Data listing
⟨

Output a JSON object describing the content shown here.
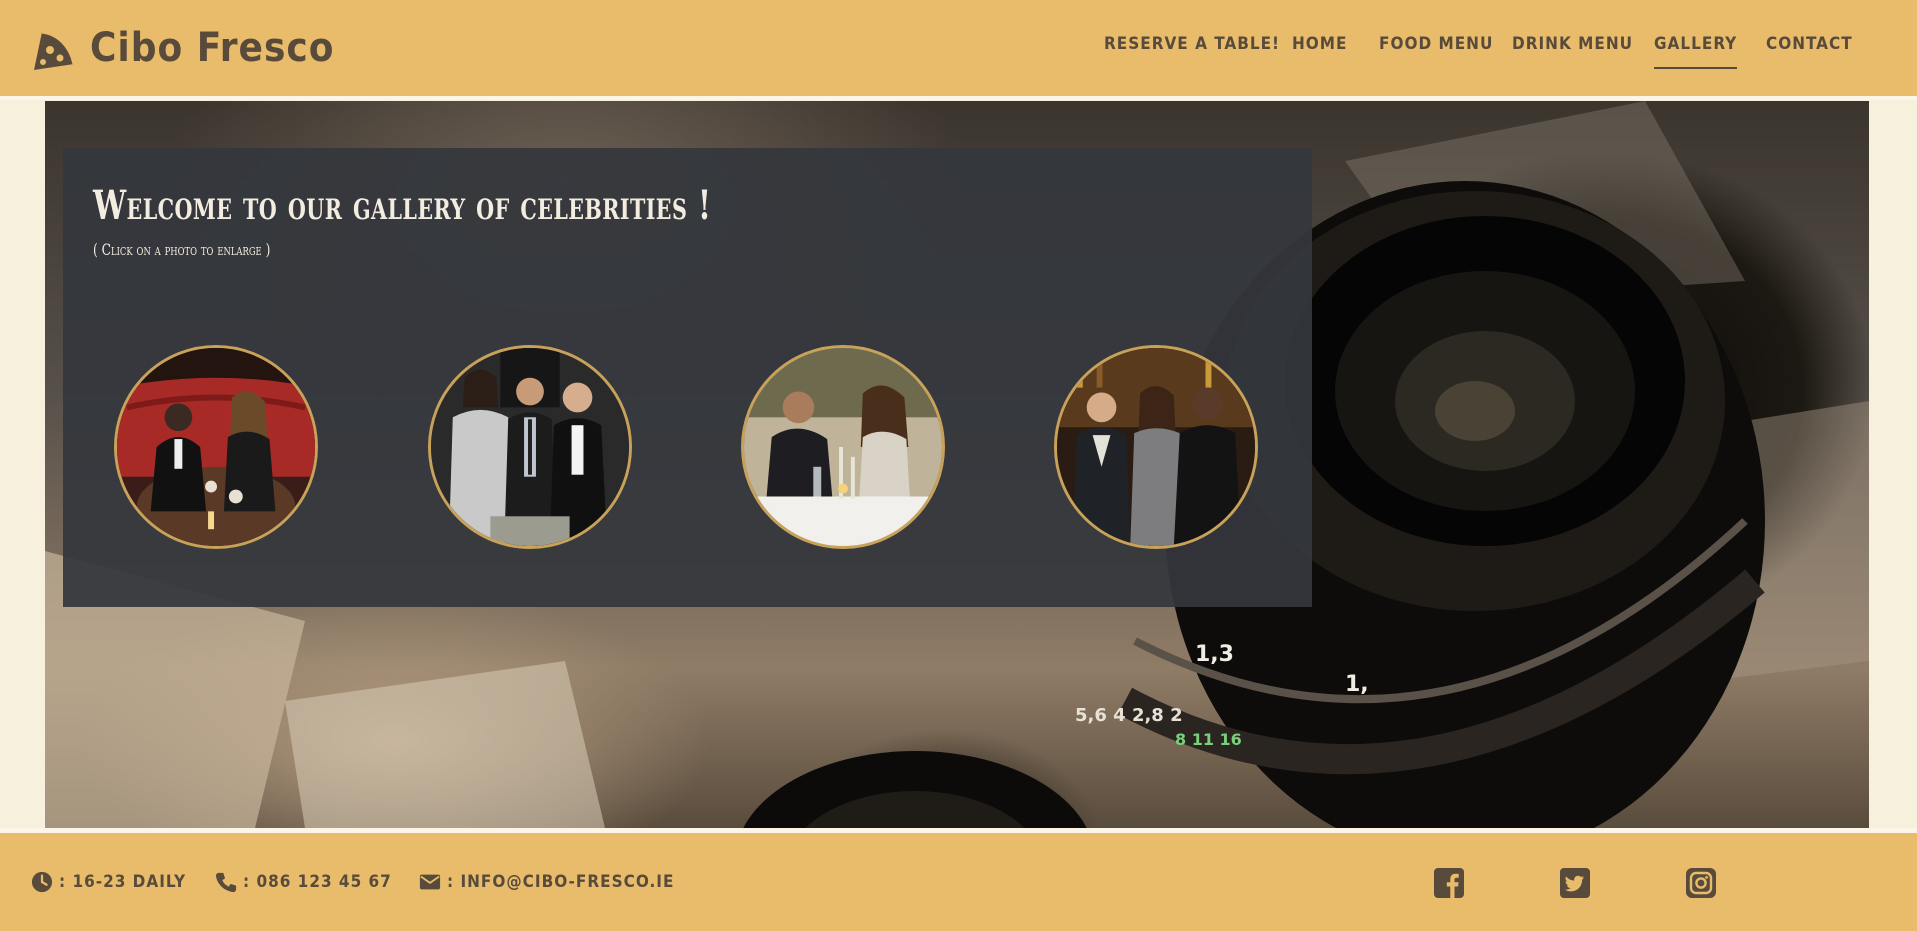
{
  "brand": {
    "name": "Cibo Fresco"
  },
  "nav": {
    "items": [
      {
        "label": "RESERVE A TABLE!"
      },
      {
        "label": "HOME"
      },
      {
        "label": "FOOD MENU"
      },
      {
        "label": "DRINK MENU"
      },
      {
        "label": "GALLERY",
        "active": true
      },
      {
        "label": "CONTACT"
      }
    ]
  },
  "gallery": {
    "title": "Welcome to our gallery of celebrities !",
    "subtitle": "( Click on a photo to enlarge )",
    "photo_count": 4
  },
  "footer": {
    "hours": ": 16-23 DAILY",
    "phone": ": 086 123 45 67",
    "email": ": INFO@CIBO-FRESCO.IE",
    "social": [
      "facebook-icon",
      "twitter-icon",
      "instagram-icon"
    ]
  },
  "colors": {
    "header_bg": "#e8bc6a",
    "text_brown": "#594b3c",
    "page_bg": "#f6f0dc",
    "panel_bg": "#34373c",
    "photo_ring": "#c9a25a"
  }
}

⟩

__Written request__. Could you reproduce every record above exactly, leaving out the pictures?

__Expected answer__.
Output a JSON object describing the content shown here.
{
  "brand": {
    "name": "Cibo Fresco"
  },
  "nav": {
    "items": [
      {
        "label": "RESERVE A TABLE!"
      },
      {
        "label": "HOME"
      },
      {
        "label": "FOOD MENU"
      },
      {
        "label": "DRINK MENU"
      },
      {
        "label": "GALLERY",
        "active": true
      },
      {
        "label": "CONTACT"
      }
    ]
  },
  "gallery": {
    "title": "Welcome to our gallery of celebrities !",
    "subtitle": "( Click on a photo to enlarge )",
    "photo_count": 4
  },
  "footer": {
    "hours": ": 16-23 DAILY",
    "phone": ": 086 123 45 67",
    "email": ": INFO@CIBO-FRESCO.IE",
    "social": [
      "facebook-icon",
      "twitter-icon",
      "instagram-icon"
    ]
  },
  "colors": {
    "header_bg": "#e8bc6a",
    "text_brown": "#594b3c",
    "page_bg": "#f6f0dc",
    "panel_bg": "#34373c",
    "photo_ring": "#c9a25a"
  }
}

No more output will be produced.